Dataset records:
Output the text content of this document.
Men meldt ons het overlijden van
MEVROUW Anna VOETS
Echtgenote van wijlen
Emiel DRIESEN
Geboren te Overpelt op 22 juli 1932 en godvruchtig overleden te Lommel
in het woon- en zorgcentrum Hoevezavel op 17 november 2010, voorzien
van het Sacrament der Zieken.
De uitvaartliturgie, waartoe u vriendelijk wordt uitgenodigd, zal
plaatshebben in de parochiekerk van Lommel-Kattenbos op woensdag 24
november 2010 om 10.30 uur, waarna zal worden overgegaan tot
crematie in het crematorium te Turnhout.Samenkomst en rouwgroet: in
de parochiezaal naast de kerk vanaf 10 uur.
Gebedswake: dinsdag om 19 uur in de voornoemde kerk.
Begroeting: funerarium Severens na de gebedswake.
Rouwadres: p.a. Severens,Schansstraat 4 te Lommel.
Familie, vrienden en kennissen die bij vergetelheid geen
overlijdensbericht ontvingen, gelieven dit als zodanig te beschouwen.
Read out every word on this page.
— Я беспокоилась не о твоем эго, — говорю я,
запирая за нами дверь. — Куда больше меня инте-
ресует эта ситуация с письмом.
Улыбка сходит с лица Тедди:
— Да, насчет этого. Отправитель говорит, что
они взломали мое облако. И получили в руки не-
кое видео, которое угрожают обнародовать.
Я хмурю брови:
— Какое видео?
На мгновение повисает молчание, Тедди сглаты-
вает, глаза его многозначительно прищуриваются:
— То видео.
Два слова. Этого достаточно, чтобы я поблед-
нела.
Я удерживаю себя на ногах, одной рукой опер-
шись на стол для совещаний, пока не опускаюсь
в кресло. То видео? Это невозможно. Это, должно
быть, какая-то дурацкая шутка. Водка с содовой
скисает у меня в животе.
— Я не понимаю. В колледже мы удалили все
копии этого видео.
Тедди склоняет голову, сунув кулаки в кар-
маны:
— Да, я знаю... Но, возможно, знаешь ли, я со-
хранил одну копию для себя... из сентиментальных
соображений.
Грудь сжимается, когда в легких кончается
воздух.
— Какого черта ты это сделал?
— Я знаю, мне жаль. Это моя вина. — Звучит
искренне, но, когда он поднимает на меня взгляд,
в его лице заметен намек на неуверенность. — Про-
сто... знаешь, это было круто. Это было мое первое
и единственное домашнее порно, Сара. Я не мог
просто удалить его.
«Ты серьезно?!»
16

--

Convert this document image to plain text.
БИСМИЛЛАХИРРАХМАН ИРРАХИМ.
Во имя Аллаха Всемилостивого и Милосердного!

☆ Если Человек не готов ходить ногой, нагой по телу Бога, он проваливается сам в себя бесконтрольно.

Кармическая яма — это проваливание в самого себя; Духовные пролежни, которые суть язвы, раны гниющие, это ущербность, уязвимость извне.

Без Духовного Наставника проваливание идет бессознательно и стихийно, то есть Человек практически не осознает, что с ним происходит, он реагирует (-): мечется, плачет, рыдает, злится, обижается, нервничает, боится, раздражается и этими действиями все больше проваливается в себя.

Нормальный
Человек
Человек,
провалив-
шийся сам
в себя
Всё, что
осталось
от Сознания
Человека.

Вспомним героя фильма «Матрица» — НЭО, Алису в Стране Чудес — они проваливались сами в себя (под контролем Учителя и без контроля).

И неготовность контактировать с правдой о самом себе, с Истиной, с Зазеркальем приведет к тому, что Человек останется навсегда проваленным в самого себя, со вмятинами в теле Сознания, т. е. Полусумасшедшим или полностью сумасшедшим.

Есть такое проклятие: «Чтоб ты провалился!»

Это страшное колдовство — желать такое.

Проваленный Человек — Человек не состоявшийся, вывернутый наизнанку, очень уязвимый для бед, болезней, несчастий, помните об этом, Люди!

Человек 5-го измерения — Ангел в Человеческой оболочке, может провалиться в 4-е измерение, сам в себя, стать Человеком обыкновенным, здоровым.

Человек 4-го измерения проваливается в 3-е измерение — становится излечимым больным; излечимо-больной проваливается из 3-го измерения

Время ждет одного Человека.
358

## WRITTEN TASK
In the records above, locate every line with the string "Severens" and copy it.

## OUTPUT OF THE TASK
Begroeting: funerarium Severens na de gebedswake.
Rouwadres: p.a. Severens,Schansstraat 4 te Lommel.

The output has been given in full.